Exercise requirements :: Check each line of the listing, and copy it if it contains the word "bottom".

Exercise materials ::
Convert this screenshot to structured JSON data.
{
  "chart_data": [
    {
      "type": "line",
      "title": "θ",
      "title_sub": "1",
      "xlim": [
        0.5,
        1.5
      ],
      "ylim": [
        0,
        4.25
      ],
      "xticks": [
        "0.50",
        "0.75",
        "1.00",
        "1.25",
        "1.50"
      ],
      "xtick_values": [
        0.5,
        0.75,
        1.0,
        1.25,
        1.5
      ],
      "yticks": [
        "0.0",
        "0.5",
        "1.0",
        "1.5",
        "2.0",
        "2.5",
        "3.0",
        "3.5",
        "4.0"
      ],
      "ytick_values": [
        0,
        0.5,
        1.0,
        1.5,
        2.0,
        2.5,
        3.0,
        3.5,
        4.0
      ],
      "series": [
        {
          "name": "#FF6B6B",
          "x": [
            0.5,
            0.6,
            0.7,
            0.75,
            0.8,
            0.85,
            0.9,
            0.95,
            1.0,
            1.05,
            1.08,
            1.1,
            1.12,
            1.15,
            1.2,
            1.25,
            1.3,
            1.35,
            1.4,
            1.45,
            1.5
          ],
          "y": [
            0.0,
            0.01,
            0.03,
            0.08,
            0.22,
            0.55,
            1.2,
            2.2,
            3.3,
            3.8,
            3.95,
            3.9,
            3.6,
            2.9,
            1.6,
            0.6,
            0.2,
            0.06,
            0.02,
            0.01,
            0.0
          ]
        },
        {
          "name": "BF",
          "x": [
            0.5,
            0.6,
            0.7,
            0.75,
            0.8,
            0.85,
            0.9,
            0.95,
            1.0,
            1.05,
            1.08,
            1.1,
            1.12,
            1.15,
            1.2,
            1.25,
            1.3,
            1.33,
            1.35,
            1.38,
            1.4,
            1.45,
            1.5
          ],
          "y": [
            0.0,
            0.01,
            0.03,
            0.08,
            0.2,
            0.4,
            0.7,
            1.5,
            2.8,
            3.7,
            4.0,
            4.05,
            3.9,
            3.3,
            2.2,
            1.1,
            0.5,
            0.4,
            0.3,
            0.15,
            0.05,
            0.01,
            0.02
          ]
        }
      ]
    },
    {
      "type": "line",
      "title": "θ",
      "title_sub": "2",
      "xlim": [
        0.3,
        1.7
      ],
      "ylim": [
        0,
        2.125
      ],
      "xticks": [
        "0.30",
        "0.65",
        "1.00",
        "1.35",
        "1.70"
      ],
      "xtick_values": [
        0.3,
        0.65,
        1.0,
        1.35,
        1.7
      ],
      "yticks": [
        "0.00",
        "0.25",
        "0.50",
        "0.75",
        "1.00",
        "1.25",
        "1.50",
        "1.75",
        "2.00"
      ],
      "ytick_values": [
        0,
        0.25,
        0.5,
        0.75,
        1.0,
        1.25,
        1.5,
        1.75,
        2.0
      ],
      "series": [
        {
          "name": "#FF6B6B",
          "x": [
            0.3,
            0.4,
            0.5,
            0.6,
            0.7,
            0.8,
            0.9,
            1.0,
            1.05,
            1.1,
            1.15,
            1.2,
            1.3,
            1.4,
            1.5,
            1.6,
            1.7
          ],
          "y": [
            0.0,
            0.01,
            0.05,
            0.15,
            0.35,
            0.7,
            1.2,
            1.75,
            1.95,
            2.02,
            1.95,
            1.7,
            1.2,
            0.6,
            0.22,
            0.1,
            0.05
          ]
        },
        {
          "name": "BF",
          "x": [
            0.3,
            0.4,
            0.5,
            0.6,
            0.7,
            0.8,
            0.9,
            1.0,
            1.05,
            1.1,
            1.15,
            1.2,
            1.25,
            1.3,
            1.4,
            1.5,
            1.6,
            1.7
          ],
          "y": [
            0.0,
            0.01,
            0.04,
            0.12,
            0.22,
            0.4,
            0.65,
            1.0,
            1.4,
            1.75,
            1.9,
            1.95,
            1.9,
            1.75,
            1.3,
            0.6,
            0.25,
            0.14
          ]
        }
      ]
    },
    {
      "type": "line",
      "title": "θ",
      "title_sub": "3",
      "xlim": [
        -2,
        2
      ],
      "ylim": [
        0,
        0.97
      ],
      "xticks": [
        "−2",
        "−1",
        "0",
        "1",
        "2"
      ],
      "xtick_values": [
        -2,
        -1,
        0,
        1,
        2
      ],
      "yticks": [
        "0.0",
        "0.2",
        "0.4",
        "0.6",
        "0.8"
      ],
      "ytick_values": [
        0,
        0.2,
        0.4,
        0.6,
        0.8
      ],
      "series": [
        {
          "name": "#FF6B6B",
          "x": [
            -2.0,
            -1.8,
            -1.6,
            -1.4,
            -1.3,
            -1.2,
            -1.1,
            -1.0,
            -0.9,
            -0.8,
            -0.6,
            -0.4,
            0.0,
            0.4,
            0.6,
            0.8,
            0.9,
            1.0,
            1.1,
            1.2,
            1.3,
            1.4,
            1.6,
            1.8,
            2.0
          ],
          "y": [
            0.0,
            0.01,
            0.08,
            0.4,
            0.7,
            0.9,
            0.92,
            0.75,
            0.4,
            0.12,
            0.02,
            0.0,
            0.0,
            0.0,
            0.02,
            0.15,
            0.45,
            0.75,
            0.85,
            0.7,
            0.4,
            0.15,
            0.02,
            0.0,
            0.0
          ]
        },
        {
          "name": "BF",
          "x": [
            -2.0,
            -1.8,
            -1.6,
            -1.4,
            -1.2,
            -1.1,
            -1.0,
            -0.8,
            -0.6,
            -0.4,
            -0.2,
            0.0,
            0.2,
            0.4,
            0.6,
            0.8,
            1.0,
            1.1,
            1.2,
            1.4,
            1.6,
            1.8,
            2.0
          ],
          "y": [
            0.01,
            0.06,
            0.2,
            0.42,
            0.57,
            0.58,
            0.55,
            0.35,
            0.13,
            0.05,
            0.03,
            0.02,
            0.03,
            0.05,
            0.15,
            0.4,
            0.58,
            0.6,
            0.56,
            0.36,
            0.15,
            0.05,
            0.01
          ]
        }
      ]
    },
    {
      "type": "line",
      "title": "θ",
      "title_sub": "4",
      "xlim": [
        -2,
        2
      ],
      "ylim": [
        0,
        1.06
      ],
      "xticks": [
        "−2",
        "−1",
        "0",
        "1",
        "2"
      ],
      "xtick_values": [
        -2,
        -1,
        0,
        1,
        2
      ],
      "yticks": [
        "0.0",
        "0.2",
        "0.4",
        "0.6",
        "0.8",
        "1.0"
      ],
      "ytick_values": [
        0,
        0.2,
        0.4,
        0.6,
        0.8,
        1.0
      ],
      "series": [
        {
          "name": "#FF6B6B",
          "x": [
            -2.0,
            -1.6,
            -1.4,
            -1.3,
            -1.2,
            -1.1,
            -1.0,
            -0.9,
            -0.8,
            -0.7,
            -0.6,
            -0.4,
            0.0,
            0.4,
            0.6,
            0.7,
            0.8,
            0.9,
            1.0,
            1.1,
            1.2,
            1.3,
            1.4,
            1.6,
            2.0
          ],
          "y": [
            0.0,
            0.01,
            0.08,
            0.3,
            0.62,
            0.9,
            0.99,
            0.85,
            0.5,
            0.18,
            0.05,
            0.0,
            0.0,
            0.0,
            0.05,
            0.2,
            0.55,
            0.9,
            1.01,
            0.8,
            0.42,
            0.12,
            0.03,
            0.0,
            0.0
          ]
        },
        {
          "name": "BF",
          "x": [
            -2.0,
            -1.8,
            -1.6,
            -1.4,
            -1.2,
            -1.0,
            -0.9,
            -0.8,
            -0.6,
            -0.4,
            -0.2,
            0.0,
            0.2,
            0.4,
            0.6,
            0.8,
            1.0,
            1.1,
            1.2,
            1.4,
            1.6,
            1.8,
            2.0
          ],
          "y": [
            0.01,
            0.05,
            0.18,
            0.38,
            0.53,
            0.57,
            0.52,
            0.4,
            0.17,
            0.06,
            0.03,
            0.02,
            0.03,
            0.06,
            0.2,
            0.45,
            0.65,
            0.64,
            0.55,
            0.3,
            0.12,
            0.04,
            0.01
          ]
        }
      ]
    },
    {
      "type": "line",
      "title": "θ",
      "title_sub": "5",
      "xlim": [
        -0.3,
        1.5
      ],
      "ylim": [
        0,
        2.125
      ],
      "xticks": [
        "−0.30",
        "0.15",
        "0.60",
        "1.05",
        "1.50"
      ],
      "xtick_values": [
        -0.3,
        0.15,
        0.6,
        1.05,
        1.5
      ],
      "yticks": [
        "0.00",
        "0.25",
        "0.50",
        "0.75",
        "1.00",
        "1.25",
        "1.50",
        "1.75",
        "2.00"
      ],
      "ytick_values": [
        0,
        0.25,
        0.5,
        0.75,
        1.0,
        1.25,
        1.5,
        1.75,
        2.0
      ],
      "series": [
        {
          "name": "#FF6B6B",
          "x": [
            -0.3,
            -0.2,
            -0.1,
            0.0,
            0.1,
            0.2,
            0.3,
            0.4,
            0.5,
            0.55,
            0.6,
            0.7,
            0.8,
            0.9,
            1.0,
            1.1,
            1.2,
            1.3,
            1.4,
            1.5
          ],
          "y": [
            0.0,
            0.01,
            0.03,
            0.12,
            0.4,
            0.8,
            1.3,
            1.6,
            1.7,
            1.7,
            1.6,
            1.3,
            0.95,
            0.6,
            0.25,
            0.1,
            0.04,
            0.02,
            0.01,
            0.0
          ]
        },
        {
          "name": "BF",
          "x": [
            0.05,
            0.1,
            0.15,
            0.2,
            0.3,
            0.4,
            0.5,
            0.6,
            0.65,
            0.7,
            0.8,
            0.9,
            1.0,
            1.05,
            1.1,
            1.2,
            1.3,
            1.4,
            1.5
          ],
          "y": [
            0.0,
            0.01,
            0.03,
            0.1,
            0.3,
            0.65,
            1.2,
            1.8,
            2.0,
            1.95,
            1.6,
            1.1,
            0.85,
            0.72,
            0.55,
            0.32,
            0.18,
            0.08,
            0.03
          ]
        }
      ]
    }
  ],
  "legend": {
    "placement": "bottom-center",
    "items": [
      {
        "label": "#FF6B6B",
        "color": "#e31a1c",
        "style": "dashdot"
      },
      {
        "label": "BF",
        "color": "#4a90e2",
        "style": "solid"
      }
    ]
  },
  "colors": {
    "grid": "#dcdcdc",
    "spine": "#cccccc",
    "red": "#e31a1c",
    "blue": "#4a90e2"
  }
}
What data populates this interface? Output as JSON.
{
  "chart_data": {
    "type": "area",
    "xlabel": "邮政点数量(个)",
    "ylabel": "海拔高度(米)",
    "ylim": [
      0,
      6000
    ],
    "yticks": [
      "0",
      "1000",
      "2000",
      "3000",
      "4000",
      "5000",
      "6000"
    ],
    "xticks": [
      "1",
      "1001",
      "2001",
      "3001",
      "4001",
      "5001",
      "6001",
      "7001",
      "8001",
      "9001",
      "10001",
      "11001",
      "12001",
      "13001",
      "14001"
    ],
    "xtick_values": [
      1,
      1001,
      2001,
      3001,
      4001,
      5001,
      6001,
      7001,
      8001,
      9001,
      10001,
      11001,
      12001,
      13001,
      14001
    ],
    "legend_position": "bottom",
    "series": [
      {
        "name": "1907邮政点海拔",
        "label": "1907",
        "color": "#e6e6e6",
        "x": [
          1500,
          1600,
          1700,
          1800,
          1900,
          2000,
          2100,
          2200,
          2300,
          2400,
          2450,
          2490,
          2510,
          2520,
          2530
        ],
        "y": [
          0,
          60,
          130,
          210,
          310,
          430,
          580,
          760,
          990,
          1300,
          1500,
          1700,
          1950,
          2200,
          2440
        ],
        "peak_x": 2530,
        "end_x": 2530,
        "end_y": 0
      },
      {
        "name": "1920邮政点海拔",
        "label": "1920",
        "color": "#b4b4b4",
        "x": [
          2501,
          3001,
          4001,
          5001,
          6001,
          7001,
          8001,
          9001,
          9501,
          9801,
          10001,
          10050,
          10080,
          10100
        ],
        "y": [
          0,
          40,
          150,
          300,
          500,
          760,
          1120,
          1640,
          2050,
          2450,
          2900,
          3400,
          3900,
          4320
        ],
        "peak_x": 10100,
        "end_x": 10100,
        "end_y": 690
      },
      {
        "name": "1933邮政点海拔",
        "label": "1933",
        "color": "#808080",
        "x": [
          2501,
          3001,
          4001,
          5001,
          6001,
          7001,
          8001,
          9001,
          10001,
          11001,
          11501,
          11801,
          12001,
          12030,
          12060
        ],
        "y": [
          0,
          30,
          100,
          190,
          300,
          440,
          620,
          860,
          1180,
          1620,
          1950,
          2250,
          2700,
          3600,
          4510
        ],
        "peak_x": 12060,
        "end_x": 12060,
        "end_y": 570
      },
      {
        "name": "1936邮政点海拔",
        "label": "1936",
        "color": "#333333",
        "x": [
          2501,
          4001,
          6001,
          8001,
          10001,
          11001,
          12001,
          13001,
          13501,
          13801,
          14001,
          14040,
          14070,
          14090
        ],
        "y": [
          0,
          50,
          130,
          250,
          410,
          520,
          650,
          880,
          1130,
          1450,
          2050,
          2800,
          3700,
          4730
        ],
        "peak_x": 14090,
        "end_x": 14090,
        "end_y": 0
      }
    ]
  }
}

Solved exercise ::
    "placement": "bottom-center",
    "legend_position": "bottom",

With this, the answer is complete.